= Beginning of Section =

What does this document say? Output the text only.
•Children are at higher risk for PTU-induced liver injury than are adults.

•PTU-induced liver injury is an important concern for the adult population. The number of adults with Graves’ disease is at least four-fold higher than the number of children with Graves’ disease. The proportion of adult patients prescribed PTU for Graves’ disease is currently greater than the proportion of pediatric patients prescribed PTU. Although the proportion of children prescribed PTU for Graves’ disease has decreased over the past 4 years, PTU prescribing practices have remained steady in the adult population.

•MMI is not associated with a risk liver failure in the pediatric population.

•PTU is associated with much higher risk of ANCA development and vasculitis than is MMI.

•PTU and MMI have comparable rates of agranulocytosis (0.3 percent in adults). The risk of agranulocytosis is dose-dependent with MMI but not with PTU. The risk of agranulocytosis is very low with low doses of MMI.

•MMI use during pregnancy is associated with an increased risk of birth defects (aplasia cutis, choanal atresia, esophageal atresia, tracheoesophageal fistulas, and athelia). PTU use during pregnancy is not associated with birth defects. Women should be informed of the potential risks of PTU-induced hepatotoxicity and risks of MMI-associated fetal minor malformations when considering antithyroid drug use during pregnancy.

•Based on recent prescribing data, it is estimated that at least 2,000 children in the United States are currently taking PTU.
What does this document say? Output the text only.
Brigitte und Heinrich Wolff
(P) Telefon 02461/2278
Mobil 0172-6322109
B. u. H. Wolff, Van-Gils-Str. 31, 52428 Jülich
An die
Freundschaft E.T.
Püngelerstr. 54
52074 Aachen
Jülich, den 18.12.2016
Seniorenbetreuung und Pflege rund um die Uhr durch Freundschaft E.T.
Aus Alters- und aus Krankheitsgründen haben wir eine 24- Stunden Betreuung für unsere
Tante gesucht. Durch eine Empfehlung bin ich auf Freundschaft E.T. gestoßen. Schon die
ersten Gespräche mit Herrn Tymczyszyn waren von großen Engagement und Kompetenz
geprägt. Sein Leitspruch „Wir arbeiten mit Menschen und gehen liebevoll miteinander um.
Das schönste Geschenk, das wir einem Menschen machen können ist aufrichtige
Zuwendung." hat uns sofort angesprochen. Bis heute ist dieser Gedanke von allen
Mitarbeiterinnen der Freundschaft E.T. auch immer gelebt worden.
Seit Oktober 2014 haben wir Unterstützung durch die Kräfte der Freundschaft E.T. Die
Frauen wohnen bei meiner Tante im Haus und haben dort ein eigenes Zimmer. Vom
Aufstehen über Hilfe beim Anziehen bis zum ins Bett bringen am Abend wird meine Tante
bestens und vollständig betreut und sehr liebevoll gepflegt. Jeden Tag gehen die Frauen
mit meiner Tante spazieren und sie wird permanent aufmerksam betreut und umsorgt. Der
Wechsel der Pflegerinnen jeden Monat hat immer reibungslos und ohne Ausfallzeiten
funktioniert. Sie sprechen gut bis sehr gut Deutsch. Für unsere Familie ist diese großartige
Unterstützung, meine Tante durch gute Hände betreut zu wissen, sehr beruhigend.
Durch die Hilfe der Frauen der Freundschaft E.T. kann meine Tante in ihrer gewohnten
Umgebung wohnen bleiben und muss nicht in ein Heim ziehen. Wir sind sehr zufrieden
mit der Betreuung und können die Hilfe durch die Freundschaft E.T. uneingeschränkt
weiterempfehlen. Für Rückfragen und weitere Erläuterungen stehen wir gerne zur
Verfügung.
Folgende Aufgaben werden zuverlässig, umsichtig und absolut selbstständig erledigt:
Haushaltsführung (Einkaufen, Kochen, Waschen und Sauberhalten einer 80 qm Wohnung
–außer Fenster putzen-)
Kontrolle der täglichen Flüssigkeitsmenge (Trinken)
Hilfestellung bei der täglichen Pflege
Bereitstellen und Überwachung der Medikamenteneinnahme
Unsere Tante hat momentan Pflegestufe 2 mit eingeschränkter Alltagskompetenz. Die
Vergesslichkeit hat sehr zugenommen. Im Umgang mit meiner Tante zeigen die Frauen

= End of Section =

== TASK DIRECTIONS ==
Look through the entries above, find each line containing "gehen", and copy it.

== YOUR SOLUTION ==
geprägt. Sein Leitspruch „Wir arbeiten mit Menschen und gehen liebevoll miteinander um.
bestens und vollständig betreut und sehr liebevoll gepflegt. Jeden Tag gehen die Frauen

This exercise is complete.